■ 研读文本:

创建新机器可能需要几分钟时间。当机器或节点返回一个健康状态时,etcd cluster Operator 将自动同步。
验证
验证所有 etcd pod 是否都正常运行。
在一个终端中使用
cluster-admin
用户连接到集群,运行以下命令:$ oc get pods -n openshift-etcd | grep -v etcd-quorum-guard | grep etcd
输出示例
etcd-ip-10-0-133-53.ec2.internal 3/3 Running 0 7m49s etcd-ip-10-0-164-97.ec2.internal 3/3 Running 0 123m etcd-ip-10-0-154-204.ec2.internal 3/3 Running 0 124m
如果上一命令的输出只列出两个 pod,您可以手动强制重新部署 etcd。在一个终端中使用
cluster-admin
用户连接到集群,运行以下命令:$ oc patch etcd cluster -p='{"spec": {"forceRedeploymentReason": "recovery-'"$( date --rfc-3339=ns )"'"}}' --type=merge 1
- 1
forceRedeploymentReason
值必须是唯一的,这就是为什么附加时间戳的原因。

■ 存储数据:

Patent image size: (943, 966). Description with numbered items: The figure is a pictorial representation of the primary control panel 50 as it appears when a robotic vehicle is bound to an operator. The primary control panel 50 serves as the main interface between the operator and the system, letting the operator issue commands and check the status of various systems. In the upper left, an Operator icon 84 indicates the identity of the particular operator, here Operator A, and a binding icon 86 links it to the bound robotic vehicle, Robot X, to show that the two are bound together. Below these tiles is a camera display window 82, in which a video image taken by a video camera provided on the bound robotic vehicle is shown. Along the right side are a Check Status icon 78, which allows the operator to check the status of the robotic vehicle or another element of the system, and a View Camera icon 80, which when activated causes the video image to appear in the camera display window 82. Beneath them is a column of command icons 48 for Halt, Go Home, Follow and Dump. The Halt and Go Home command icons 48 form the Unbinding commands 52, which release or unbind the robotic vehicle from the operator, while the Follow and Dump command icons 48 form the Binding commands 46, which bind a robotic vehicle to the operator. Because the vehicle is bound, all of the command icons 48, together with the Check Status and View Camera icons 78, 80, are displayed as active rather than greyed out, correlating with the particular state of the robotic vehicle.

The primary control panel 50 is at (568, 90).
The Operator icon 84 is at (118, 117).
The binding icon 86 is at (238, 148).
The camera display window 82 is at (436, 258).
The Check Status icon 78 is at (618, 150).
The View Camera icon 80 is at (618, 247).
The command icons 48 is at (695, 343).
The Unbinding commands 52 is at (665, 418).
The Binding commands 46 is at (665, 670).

■ 练习目标:
请根据上文关于 etcd 的说明回答以下问题:
1. 当机器或节点返回健康状态时,哪个组件会自动同步?
2. 验证命令的输出只列出几个 pod 时,可以手动强制重新部署 etcd?
3. 文中说明 forceRedeploymentReason 的值为什么要附加时间戳?

■ 练习解答:
1. etcd cluster Operator。
2. 两个。
3. 因为该值必须是唯一的。